**Given instruction**
Return every line of the records below verbatim, with no pictures in the copy.

**Dataset items**
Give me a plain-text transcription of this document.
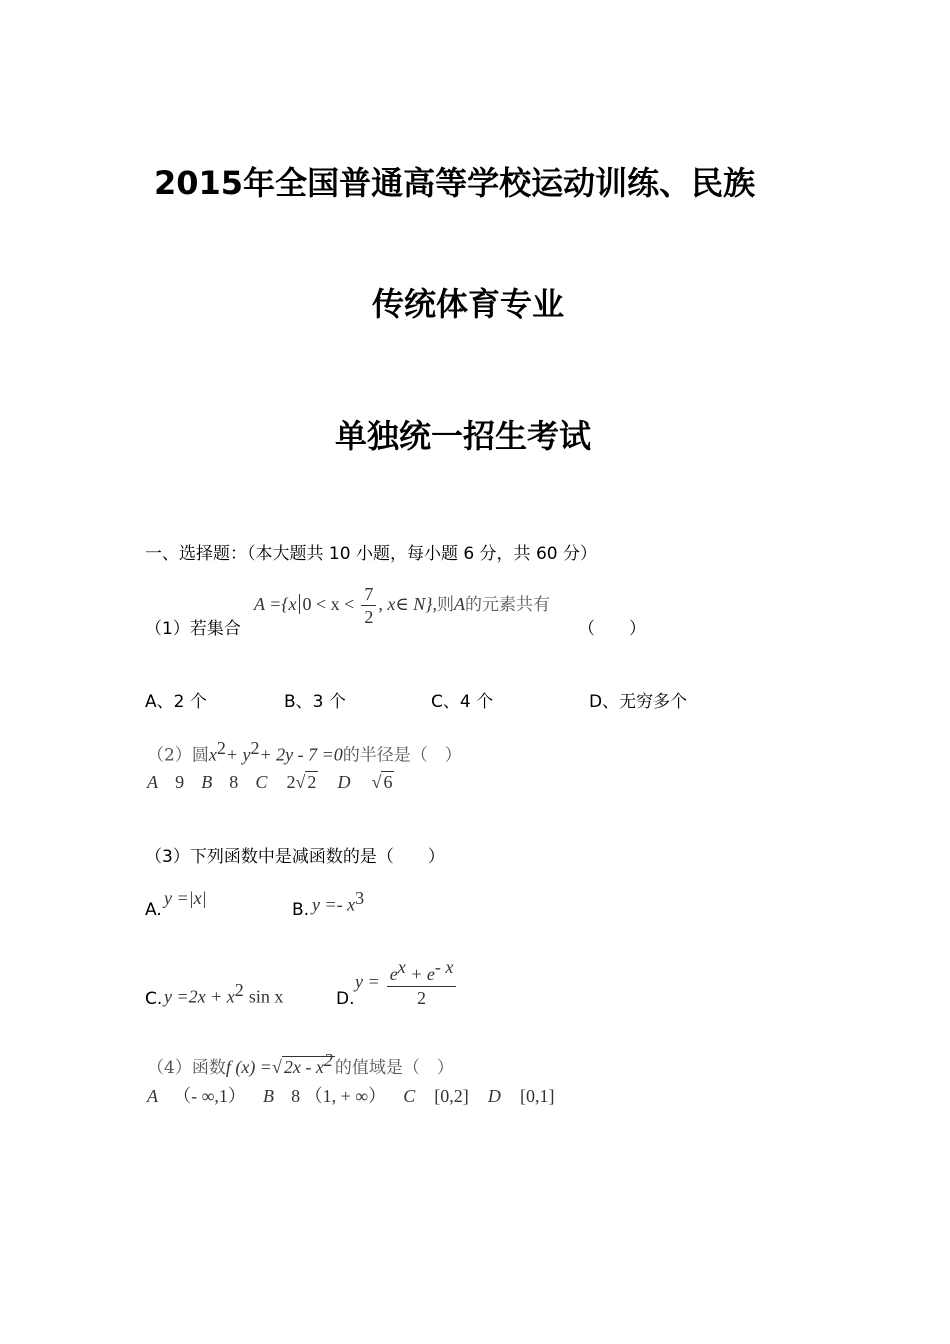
2015年全国普通高等学校运动训练、民族
传统体育专业
单独统一招生考试
一、选择题：（本大题共 10 小题，每小题 6 分，共 60 分）
（1）若集合
A ={x $0 < x < \frac{7}{2}$ , x∈ N},则A的元素共有
（　　）
A、2 个	B、3 个	C、4 个	D、无穷多个
（2）圆$x^2+ y^2+ 2y - 7 =0$的半径是（　）
A 9 B 8 C 2√ 2 D √ 6
（3）下列函数中是减函数的是（　　）
A.
y =|x|
B. $y =- x^3$
C. $y =2x + x^2$ sin x	D.
$y = \frac{e^x + e^{- x}}{2}$
（4）函数f (x) =√ $2x - x^2$ 的值域是（　）
A （- ∞,1） B 8 （1, + ∞） C [0,2] D [0,1]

**Task solution**
Give me a plain-text transcription of this document.
2015年全国普通高等学校运动训练、民族
传统体育专业
单独统一招生考试
一、选择题：（本大题共 10 小题，每小题 6 分，共 60 分）
（1）若集合
A ={x $0 < x < \frac{7}{2}$ , x∈ N},则A的元素共有
（　　）
A、2 个	B、3 个	C、4 个	D、无穷多个
（2）圆$x^2+ y^2+ 2y - 7 =0$的半径是（　）
A 9 B 8 C 2√ 2 D √ 6
（3）下列函数中是减函数的是（　　）
A.
y =|x|
B. $y =- x^3$
C. $y =2x + x^2$ sin x	D.
$y = \frac{e^x + e^{- x}}{2}$
（4）函数f (x) =√ $2x - x^2$ 的值域是（　）
A （- ∞,1） B 8 （1, + ∞） C [0,2] D [0,1]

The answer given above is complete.